> **Given records**
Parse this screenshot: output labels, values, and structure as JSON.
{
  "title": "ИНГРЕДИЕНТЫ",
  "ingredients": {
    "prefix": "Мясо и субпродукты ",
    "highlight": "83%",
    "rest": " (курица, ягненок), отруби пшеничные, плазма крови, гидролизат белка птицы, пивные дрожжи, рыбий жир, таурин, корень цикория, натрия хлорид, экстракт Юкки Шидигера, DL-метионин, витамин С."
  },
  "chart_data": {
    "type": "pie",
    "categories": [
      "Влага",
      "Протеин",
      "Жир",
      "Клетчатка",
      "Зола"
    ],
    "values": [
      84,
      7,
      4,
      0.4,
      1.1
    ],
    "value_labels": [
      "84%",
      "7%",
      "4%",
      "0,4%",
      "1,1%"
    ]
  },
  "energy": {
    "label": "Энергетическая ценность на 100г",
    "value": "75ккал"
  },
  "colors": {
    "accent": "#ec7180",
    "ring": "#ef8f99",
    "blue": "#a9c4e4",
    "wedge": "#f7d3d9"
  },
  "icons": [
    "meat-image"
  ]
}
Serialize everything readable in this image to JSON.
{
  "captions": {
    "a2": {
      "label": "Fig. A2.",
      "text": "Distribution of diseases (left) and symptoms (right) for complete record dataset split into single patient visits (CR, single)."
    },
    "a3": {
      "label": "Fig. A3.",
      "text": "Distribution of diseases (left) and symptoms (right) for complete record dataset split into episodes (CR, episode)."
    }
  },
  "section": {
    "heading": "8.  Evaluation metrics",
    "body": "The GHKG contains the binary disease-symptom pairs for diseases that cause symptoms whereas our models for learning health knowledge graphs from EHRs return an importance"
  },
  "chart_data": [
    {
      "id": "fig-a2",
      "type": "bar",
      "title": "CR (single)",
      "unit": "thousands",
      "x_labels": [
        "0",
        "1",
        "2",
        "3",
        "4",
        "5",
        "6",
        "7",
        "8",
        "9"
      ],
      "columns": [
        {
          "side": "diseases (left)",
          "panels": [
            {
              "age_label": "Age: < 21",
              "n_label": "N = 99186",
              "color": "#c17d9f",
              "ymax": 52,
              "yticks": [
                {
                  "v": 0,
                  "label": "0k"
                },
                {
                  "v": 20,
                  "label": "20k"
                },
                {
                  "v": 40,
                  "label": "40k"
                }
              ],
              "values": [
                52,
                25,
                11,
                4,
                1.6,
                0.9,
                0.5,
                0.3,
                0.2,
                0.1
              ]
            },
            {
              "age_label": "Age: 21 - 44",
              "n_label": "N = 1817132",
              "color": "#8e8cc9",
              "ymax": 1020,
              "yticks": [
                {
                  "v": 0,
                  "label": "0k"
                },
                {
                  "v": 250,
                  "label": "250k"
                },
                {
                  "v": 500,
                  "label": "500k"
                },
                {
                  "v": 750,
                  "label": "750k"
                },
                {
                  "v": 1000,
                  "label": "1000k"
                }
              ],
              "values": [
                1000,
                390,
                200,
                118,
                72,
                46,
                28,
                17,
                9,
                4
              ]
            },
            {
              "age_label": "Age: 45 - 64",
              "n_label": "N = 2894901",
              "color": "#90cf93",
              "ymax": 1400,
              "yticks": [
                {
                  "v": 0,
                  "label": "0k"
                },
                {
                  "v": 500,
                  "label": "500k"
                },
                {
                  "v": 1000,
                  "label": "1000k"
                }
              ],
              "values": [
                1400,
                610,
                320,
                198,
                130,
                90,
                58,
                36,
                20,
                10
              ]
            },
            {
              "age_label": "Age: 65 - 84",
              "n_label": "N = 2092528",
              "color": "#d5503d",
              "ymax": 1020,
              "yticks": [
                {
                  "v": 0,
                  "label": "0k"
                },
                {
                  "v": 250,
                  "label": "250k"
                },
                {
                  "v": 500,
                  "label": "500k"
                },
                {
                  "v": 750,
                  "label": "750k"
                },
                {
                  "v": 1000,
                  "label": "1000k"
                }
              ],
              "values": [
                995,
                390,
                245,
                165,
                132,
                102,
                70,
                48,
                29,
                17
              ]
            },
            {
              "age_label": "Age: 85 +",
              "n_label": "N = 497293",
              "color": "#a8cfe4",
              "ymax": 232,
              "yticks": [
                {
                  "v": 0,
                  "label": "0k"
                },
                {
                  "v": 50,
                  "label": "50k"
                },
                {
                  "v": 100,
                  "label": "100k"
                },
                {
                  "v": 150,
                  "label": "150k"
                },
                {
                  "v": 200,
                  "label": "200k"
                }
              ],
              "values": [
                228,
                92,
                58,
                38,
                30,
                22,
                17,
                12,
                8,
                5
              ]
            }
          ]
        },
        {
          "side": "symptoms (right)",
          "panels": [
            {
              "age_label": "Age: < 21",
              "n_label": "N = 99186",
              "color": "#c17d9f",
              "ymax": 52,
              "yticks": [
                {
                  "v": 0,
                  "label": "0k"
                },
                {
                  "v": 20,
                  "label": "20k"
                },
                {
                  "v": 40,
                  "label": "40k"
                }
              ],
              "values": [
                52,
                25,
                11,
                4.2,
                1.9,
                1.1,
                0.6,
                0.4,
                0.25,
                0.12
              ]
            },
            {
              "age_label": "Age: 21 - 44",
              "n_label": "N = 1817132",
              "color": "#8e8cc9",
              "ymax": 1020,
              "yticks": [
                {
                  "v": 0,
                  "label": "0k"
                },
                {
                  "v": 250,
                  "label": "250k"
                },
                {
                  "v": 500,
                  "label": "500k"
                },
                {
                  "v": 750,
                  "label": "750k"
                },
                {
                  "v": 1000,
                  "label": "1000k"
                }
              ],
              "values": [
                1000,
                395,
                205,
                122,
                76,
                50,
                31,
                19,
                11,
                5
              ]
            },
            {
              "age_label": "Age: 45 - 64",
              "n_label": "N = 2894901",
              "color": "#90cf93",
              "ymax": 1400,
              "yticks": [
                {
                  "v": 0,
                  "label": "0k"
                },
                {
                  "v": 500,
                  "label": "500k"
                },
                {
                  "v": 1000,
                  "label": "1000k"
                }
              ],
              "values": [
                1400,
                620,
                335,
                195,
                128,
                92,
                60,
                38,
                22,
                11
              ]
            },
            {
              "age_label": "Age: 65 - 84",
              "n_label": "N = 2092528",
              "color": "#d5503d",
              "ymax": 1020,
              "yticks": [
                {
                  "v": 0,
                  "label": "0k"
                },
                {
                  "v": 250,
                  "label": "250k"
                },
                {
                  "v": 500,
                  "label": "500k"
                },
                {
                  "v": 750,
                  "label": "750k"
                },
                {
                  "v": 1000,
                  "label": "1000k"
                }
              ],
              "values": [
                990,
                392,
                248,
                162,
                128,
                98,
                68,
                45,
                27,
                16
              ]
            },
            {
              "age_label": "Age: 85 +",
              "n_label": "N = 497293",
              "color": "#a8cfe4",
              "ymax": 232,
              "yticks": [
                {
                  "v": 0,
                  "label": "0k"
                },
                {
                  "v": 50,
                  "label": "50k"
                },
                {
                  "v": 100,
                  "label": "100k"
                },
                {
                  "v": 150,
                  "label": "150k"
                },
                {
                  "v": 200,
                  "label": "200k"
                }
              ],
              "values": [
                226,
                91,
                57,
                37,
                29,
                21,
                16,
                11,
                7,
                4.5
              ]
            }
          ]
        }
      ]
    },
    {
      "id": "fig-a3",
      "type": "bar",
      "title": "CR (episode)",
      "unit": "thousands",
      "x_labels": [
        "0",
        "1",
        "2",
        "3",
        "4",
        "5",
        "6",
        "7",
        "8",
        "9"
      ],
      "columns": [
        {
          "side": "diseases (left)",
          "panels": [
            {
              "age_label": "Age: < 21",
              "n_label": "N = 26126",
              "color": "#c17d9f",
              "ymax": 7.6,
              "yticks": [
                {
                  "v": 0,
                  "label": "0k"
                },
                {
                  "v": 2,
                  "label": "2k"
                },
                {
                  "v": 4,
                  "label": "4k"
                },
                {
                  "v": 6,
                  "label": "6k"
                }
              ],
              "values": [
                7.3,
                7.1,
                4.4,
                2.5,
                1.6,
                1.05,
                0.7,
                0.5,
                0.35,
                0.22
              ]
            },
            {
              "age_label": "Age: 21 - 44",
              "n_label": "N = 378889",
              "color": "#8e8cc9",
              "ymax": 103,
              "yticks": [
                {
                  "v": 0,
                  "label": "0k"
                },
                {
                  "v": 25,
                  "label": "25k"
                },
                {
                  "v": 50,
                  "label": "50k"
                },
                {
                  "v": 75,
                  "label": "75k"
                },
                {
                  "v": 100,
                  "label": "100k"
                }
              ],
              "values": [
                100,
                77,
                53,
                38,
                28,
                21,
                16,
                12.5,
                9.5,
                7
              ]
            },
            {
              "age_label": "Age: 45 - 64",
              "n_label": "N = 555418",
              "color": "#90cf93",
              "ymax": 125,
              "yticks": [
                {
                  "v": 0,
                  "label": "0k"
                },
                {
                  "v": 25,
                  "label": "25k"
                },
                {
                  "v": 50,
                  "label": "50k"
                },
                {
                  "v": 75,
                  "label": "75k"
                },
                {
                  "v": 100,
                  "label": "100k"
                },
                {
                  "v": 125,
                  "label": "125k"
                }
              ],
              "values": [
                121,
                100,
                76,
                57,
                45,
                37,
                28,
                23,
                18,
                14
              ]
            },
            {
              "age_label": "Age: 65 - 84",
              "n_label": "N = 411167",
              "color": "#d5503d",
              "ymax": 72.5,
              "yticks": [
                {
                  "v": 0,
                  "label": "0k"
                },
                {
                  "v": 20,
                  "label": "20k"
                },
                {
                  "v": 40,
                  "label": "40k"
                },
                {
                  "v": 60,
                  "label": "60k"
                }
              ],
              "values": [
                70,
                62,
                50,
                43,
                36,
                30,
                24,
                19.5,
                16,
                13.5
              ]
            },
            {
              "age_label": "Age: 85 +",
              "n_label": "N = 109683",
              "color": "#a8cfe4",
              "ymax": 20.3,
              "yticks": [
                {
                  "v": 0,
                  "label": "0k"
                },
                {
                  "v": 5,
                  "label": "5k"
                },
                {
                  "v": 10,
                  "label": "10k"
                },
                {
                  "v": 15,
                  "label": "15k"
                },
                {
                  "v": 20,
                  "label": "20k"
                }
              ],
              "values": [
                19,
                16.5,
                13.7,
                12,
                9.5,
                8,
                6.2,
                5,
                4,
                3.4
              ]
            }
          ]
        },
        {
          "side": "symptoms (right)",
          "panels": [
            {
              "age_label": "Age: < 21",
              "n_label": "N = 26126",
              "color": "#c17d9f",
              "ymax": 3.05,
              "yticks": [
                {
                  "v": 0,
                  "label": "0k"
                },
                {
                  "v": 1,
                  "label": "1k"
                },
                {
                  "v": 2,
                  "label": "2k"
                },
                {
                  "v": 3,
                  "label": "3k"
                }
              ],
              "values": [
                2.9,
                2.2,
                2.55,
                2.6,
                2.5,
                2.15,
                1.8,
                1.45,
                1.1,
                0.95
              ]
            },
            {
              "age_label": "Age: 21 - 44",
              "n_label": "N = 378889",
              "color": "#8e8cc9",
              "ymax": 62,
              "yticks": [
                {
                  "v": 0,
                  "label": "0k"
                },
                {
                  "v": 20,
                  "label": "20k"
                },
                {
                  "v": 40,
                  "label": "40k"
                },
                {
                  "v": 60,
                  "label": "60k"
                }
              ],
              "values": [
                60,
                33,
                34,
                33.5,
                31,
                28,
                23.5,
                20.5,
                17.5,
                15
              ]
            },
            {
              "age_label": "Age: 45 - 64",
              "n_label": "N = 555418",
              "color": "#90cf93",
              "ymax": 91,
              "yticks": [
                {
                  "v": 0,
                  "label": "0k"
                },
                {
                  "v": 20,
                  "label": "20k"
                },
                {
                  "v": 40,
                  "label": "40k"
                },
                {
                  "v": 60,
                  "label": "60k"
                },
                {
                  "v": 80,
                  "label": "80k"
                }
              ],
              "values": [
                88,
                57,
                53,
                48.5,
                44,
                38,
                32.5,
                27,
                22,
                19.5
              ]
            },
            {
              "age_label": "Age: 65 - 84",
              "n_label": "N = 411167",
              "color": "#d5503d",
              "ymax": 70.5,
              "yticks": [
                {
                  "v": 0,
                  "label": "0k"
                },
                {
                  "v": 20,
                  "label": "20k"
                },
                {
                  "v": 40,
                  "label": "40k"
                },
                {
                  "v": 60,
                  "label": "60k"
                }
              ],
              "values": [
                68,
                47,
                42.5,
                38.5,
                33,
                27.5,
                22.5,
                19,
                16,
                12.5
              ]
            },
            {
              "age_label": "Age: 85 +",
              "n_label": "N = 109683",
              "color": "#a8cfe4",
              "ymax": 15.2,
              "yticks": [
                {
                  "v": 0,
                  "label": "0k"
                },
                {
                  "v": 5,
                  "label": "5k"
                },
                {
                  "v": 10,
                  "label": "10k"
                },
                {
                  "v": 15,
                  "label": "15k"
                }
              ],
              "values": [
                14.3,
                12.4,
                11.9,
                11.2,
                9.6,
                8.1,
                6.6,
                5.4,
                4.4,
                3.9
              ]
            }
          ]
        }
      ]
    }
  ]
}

> **Description of the task**
Select the lines that carry the string "left" and copy them.

> **Correct answer**
      "text": "Distribution of diseases (left) and symptoms (right) for complete record dataset split into single patient visits (CR, single)."
      "text": "Distribution of diseases (left) and symptoms (right) for complete record dataset split into episodes (CR, episode)."
          "side": "diseases (left)",
          "side": "diseases (left)",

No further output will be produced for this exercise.